_Source_
====================

And whether a quarterly estimate to send off, or a paycheck each month, the idea of sending off part of what is otherwise the project budget money is really irritating. True, no one wants to works for free, but people are fine to work for free and get paid at the end of the year. For a little 4 month flip, paying myself $500 a month through the project is nerve racking. With the PR taxes thats prob about $3k I have to take out of the account that might be needed if a surprise comes up and puts the project over budget a little. So I guess that will be another carrying cost to factor into things. I wish instead there was a way to just total up the profits for all sold flips at the end of the year, earmark a 40-50% portion as "salary", pay it and the higher PR taxes on it right then, take the rest as distribution, report it on tax forms accordingly, and call it good. Why do I have to pay myself along the way at a monthly minimum!?

Post: flipping out over possible s-corp loss

Jeff D.Posted
  • Real Estate Investor
  • Portland, OR
  • Posts 70
  • Votes 26
Originally posted by Steven Hamilton II:
Jeff,
First, since this is your first year with an S corporation it is very common to not pay a salary at that point.

Yeah, i've been googling this issue like crazy and generally speaking most say that you gotta pay yourself a salary regardless. And never pay a distribution w/o showing a salary. And further, no salary showing - huge red audit flag for the IRS.

I did find one post that said something to the effect of not needing to for the first year or two as long as there was no gain. BUT in my case, there's gonna be a gain showing.

But I prefer your answer. And yes, seems like it's too late to try and go back and do a late W2-W3, paycheck, etc at this point. I'll just have to hope they don't get picky in on a first year return.

And just so I have this straight, generally the alternative to going the S-corp route as I am would have been to reflect all the flip LLC activity straight on my personal return. Which means quarterly SE estimates and paying the full 15% payroll stuff, right?

The S-corp route doesn't really seem to save any quarterly headaches thats for sure. Still have quarterly payroll stuff for state and fed, plus monthly paychecks to do. Ugh. All just so I can save the 15% payroll stuff on about half the profits. For 25k, that's about $1900 savings. Barely worth it this year. But as things grow it will be. And I won't have the choice to file S-corp status next year if I don't do it now.

Post: flipping out over possible s-corp loss

Jeff D.Posted
  • Real Estate Investor
  • Portland, OR
  • Posts 70
  • Votes 26
Originally posted by J Scott:
Jeff -

Mine has the attitude that 40% of income is a reasonable salary, .

"income" meaning the net income, or the gross income?

Post: flipping out over possible s-corp loss

Jeff D.Posted
  • Real Estate Investor
  • Portland, OR
  • Posts 70
  • Votes 26
Originally posted by Bill Walston:

The $25K 'profit' that you withdrew from your business was a non-taxable cash distribution. Crazy, I know, but your actual taxable income will be determined when the 1120-S is prepared, and will appear on Schedule K-1. If you have ordinary and necessary business expenses, your taxable income will be less than the $25K gross profit on the sale of your flip.

====================

_Given records_
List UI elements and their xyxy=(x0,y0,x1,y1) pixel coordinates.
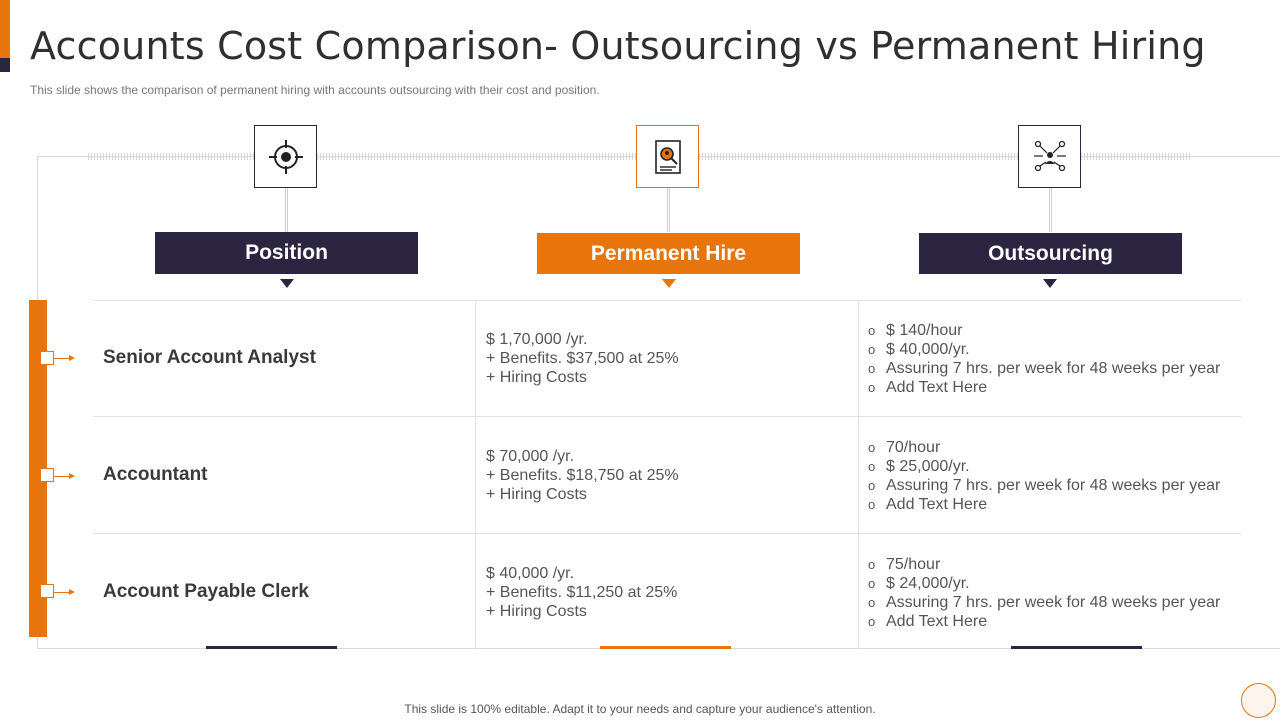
cost-line: + Hiring Costs xyxy=(486,369,587,386)
permanent-cost-cell: $ 40,000 /yr. + Benefits. $11,250 at 25%… xyxy=(486,564,677,621)
bullet-item: o Add Text Here xyxy=(868,496,988,513)
bullet-icon: o xyxy=(868,614,876,629)
icon-connector xyxy=(667,188,670,232)
row-side-bar xyxy=(29,300,47,637)
row-marker-arrow xyxy=(54,592,70,593)
bullet-icon: o xyxy=(868,459,876,474)
icon-connector xyxy=(285,188,288,232)
cost-line: + Benefits. $11,250 at 25% xyxy=(486,584,678,601)
row-marker-arrowhead xyxy=(69,473,75,479)
bullet-item: o Assuring 7 hrs. per week for 48 weeks p… xyxy=(868,477,1221,494)
bullet-item: o 70/hour xyxy=(868,439,941,456)
cost-line: $ 40,000 /yr. xyxy=(486,565,575,582)
bullet-icon: o xyxy=(868,440,876,455)
table-row-divider xyxy=(93,533,1241,534)
outsourcing-cost-cell: o 75/hour o $ 24,000/yr. o Assuring 7 hrs. … xyxy=(868,555,1220,631)
target-icon xyxy=(268,139,303,174)
column-bottom-accent xyxy=(1011,646,1142,649)
slide-title: Accounts Cost Comparison- Outsourcing vs… xyxy=(30,24,1206,68)
position-icon-box xyxy=(254,125,317,188)
bullet-icon: o xyxy=(868,595,876,610)
permanent-hire-icon-box xyxy=(636,125,699,188)
table-column-divider xyxy=(475,300,476,650)
table-row-divider xyxy=(93,416,1241,417)
bullet-icon: o xyxy=(868,478,876,493)
bullet-item: o $ 25,000/yr. xyxy=(868,458,970,475)
row-marker xyxy=(40,351,54,365)
cost-line: $ 70,000 /yr. xyxy=(486,448,575,465)
header-pointer xyxy=(1043,279,1057,288)
bullet-item: o Assuring 7 hrs. per week for 48 weeks p… xyxy=(868,360,1221,377)
cost-line: + Benefits. $18,750 at 25% xyxy=(486,467,679,484)
bullet-icon: o xyxy=(868,342,876,357)
cost-line: + Hiring Costs xyxy=(486,603,587,620)
outsourcing-icon-box xyxy=(1018,125,1081,188)
accent-bar-orange xyxy=(0,0,10,58)
outsourcing-cost-cell: o $ 140/hour o $ 40,000/yr. o Assuring 7 hr… xyxy=(868,321,1220,397)
bullet-item: o 75/hour xyxy=(868,556,941,573)
network-people-icon xyxy=(1033,140,1066,171)
bullet-icon: o xyxy=(868,557,876,572)
bullet-item: o Assuring 7 hrs. per week for 48 weeks p… xyxy=(868,594,1221,611)
cost-line: $ 1,70,000 /yr. xyxy=(486,331,588,348)
accent-bar-dark xyxy=(0,58,10,72)
slide-footer: This slide is 100% editable. Adapt it to… xyxy=(404,702,876,716)
slide-subtitle: This slide shows the comparison of perma… xyxy=(30,83,600,97)
bullet-item: o $ 140/hour xyxy=(868,322,963,339)
permanent-cost-cell: $ 1,70,000 /yr. + Benefits. $37,500 at 2… xyxy=(486,330,679,387)
dashed-divider xyxy=(88,153,254,160)
cost-line: + Benefits. $37,500 at 25% xyxy=(486,350,679,367)
row-position: Accountant xyxy=(103,464,208,485)
bullet-item: o Add Text Here xyxy=(868,379,988,396)
bullet-item: o Add Text Here xyxy=(868,613,988,630)
table-row-divider xyxy=(93,300,1241,301)
header-pointer xyxy=(662,279,676,288)
row-marker xyxy=(40,468,54,482)
document-search-icon xyxy=(654,139,681,174)
outsourcing-cost-cell: o 70/hour o $ 25,000/yr. o Assuring 7 hrs. … xyxy=(868,438,1220,514)
row-marker-arrow xyxy=(54,358,70,359)
header-pointer xyxy=(280,279,294,288)
row-position: Senior Account Analyst xyxy=(103,347,316,368)
row-marker-arrowhead xyxy=(69,589,75,595)
dashed-divider xyxy=(699,153,1018,160)
bullet-icon: o xyxy=(868,576,876,591)
header-position: Position xyxy=(155,232,418,274)
bullet-item: o $ 24,000/yr. xyxy=(868,575,970,592)
row-marker xyxy=(40,584,54,598)
cost-line: + Hiring Costs xyxy=(486,486,587,503)
column-bottom-accent xyxy=(600,646,731,649)
bullet-item: o $ 40,000/yr. xyxy=(868,341,970,358)
row-position: Account Payable Clerk xyxy=(103,581,309,602)
row-marker-arrowhead xyxy=(69,355,75,361)
bullet-icon: o xyxy=(868,380,876,395)
bullet-icon: o xyxy=(868,361,876,376)
icon-connector xyxy=(1049,188,1052,232)
header-outsourcing: Outsourcing xyxy=(919,233,1182,274)
table-column-divider xyxy=(858,300,859,650)
dashed-divider xyxy=(317,153,636,160)
permanent-cost-cell: $ 70,000 /yr. + Benefits. $18,750 at 25%… xyxy=(486,447,679,504)
column-bottom-accent xyxy=(206,646,337,649)
corner-circle-decoration xyxy=(1241,683,1276,718)
bullet-icon: o xyxy=(868,497,876,512)
header-permanent-hire: Permanent Hire xyxy=(537,233,800,274)
dashed-divider xyxy=(1081,153,1191,160)
bullet-icon: o xyxy=(868,323,876,338)
row-marker-arrow xyxy=(54,476,70,477)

====================

_Problems to work on_
a: Write out the forum thread from "Yeah, i've been" to "for the IRS." word for word.
b: In the entries, update the lines from the line with "cost-line: + Hiring Costs xyxy=(486,369,587,386)" through the line with "icon-connector xyxy=(285,188,288,232)" by replacing "bullet-icon" with "bullet-symbol" and leaving everything else unchanged. Return only those lines.

_Exercise responses_
a:
Yeah, i've been googling this issue like crazy and generally speaking most say that you gotta pay yourself a salary regardless. And never pay a distribution w/o showing a salary. And further, no salary showing - huge red audit flag for the IRS.

b:
cost-line: + Hiring Costs xyxy=(486,369,587,386)
permanent-cost-cell: $ 40,000 /yr. + Benefits. $11,250 at 25%… xyxy=(486,564,677,621)
bullet-item: o Add Text Here xyxy=(868,496,988,513)
bullet-symbol: o xyxy=(868,614,876,629)
icon-connector xyxy=(667,188,670,232)
row-side-bar xyxy=(29,300,47,637)
row-marker-arrow xyxy=(54,592,70,593)
bullet-symbol: o xyxy=(868,459,876,474)
icon-connector xyxy=(285,188,288,232)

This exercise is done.